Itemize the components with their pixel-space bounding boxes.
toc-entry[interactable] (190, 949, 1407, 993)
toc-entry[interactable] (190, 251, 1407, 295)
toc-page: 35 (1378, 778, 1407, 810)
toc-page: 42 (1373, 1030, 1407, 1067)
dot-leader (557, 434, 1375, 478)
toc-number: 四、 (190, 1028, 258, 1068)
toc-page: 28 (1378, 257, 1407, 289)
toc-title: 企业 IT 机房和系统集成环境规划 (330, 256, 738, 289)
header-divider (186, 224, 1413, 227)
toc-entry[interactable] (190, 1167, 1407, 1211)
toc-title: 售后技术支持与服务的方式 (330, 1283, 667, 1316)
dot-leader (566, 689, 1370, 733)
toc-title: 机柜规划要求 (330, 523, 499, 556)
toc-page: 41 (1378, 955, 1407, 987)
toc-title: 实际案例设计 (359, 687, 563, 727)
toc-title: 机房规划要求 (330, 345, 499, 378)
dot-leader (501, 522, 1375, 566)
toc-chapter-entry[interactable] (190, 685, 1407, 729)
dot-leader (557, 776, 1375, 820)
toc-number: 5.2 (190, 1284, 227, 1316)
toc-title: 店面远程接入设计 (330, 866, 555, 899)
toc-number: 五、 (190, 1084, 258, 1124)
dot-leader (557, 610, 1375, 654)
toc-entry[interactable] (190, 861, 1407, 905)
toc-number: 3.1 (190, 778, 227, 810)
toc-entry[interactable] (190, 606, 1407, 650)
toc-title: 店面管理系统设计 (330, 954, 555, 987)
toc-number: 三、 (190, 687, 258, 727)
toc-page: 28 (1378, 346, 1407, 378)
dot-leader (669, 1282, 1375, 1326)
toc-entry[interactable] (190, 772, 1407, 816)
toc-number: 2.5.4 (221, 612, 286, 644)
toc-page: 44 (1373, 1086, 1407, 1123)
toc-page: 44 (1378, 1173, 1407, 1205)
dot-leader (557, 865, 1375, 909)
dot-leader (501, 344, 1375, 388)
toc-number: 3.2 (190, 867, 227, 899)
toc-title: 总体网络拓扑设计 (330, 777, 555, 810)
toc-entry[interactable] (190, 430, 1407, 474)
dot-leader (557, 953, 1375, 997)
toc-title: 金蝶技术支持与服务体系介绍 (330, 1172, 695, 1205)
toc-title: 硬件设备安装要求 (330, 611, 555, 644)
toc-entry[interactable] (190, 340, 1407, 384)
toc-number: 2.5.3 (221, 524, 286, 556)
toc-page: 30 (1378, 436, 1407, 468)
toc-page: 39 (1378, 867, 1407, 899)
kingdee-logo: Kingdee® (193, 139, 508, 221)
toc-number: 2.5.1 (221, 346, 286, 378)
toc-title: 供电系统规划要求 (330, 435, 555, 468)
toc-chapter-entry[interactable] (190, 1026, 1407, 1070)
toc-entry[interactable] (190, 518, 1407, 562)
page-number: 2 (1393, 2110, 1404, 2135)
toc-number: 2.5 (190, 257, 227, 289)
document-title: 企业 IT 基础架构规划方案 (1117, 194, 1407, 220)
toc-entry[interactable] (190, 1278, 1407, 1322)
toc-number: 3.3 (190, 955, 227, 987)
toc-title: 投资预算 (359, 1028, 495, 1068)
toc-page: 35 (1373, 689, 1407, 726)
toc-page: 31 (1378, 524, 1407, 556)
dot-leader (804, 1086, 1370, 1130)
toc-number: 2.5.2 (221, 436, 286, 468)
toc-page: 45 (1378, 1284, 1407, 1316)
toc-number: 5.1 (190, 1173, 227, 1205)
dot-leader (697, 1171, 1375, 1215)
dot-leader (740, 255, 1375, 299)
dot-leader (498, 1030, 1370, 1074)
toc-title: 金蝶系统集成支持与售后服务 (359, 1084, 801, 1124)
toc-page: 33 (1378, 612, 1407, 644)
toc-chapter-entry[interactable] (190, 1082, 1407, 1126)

= = = = = = =

• Instructions for the task
Please copy out every line of the records above exactly, with nothing added or left out.

• The completed task
Itemize the components with their pixel-space bounding boxes.
toc-entry[interactable] (190, 949, 1407, 993)
toc-entry[interactable] (190, 251, 1407, 295)
toc-page: 35 (1378, 778, 1407, 810)
toc-page: 42 (1373, 1030, 1407, 1067)
dot-leader (557, 434, 1375, 478)
toc-number: 四、 (190, 1028, 258, 1068)
toc-page: 28 (1378, 257, 1407, 289)
toc-title: 企业 IT 机房和系统集成环境规划 (330, 256, 738, 289)
header-divider (186, 224, 1413, 227)
toc-entry[interactable] (190, 1167, 1407, 1211)
toc-title: 售后技术支持与服务的方式 (330, 1283, 667, 1316)
dot-leader (566, 689, 1370, 733)
toc-title: 机柜规划要求 (330, 523, 499, 556)
toc-page: 41 (1378, 955, 1407, 987)
toc-title: 实际案例设计 (359, 687, 563, 727)
toc-title: 机房规划要求 (330, 345, 499, 378)
dot-leader (501, 522, 1375, 566)
toc-chapter-entry[interactable] (190, 685, 1407, 729)
dot-leader (557, 776, 1375, 820)
toc-number: 5.2 (190, 1284, 227, 1316)
toc-title: 店面远程接入设计 (330, 866, 555, 899)
toc-number: 五、 (190, 1084, 258, 1124)
dot-leader (557, 610, 1375, 654)
toc-entry[interactable] (190, 861, 1407, 905)
toc-number: 3.1 (190, 778, 227, 810)
toc-entry[interactable] (190, 606, 1407, 650)
toc-title: 店面管理系统设计 (330, 954, 555, 987)
toc-number: 三、 (190, 687, 258, 727)
toc-page: 28 (1378, 346, 1407, 378)
dot-leader (669, 1282, 1375, 1326)
toc-entry[interactable] (190, 772, 1407, 816)
toc-number: 2.5.4 (221, 612, 286, 644)
toc-page: 44 (1373, 1086, 1407, 1123)
toc-page: 44 (1378, 1173, 1407, 1205)
dot-leader (557, 865, 1375, 909)
dot-leader (501, 344, 1375, 388)
toc-number: 3.2 (190, 867, 227, 899)
toc-title: 总体网络拓扑设计 (330, 777, 555, 810)
toc-entry[interactable] (190, 430, 1407, 474)
dot-leader (557, 953, 1375, 997)
toc-title: 金蝶技术支持与服务体系介绍 (330, 1172, 695, 1205)
toc-title: 硬件设备安装要求 (330, 611, 555, 644)
toc-entry[interactable] (190, 340, 1407, 384)
toc-number: 2.5.3 (221, 524, 286, 556)
toc-page: 30 (1378, 436, 1407, 468)
toc-page: 39 (1378, 867, 1407, 899)
kingdee-logo: Kingdee® (193, 139, 508, 221)
toc-number: 2.5.1 (221, 346, 286, 378)
toc-title: 供电系统规划要求 (330, 435, 555, 468)
toc-chapter-entry[interactable] (190, 1026, 1407, 1070)
toc-entry[interactable] (190, 518, 1407, 562)
page-number: 2 (1393, 2110, 1404, 2135)
toc-number: 2.5 (190, 257, 227, 289)
document-title: 企业 IT 基础架构规划方案 (1117, 194, 1407, 220)
toc-entry[interactable] (190, 1278, 1407, 1322)
toc-number: 3.3 (190, 955, 227, 987)
toc-title: 投资预算 (359, 1028, 495, 1068)
toc-page: 35 (1373, 689, 1407, 726)
toc-page: 31 (1378, 524, 1407, 556)
dot-leader (804, 1086, 1370, 1130)
toc-number: 2.5.2 (221, 436, 286, 468)
toc-page: 45 (1378, 1284, 1407, 1316)
toc-number: 5.1 (190, 1173, 227, 1205)
dot-leader (697, 1171, 1375, 1215)
dot-leader (740, 255, 1375, 299)
dot-leader (498, 1030, 1370, 1074)
toc-title: 金蝶系统集成支持与售后服务 (359, 1084, 801, 1124)
toc-page: 33 (1378, 612, 1407, 644)
toc-chapter-entry[interactable] (190, 1082, 1407, 1126)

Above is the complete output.